Work to do »
Repeat the lines below exactly as they appear, but leave out the images.

[Dataset records]
^^^^^^^^^^^^^^^^

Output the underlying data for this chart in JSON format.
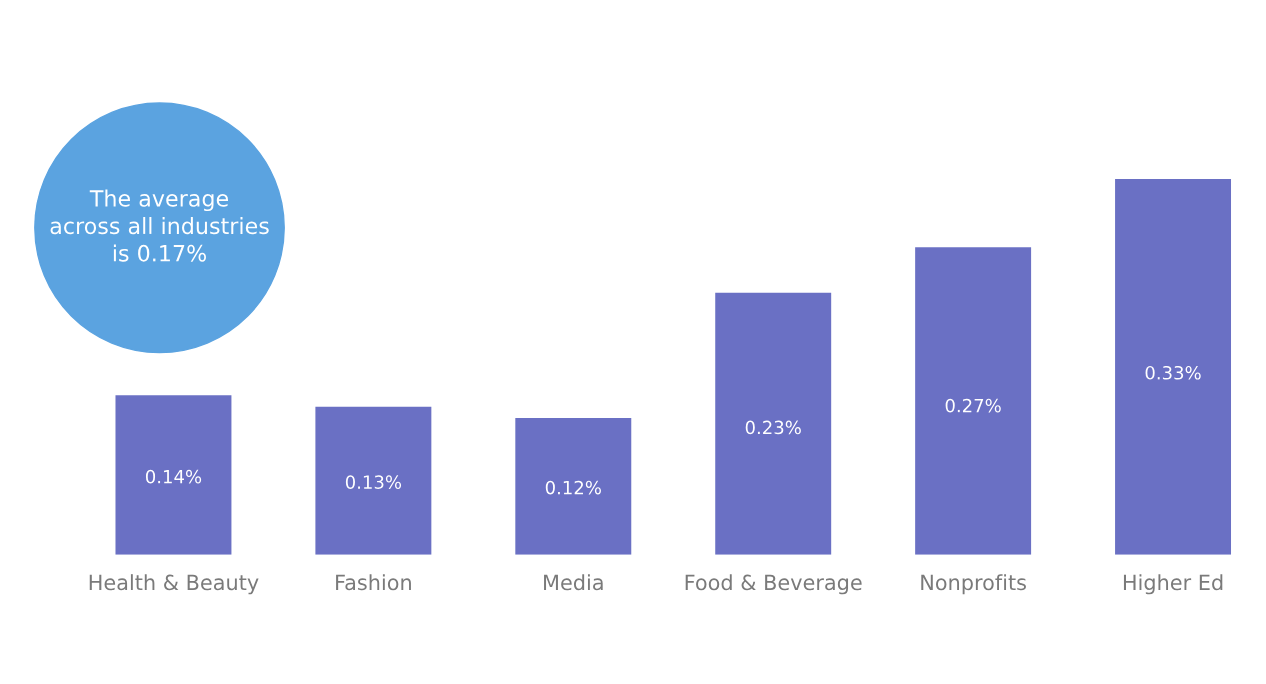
{
  "chart_data": {
    "type": "bar",
    "categories": [
      "Health & Beauty",
      "Fashion",
      "Media",
      "Food & Beverage",
      "Nonprofits",
      "Higher Ed"
    ],
    "values": [
      0.14,
      0.13,
      0.12,
      0.23,
      0.27,
      0.33
    ],
    "value_labels": [
      "0.14%",
      "0.13%",
      "0.12%",
      "0.23%",
      "0.27%",
      "0.33%"
    ],
    "color": "#6a70c4",
    "grid": false,
    "legend": false,
    "annotations": [
      "The average\nacross all industries\nis 0.17%"
    ]
  }
}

^^^^^^^^^^^^^^^^

Exercise response »
Output the underlying data for this chart in JSON format.
{
  "chart_data": {
    "type": "bar",
    "categories": [
      "Health & Beauty",
      "Fashion",
      "Media",
      "Food & Beverage",
      "Nonprofits",
      "Higher Ed"
    ],
    "values": [
      0.14,
      0.13,
      0.12,
      0.23,
      0.27,
      0.33
    ],
    "value_labels": [
      "0.14%",
      "0.13%",
      "0.12%",
      "0.23%",
      "0.27%",
      "0.33%"
    ],
    "color": "#6a70c4",
    "grid": false,
    "legend": false,
    "annotations": [
      "The average\nacross all industries\nis 0.17%"
    ]
  }
}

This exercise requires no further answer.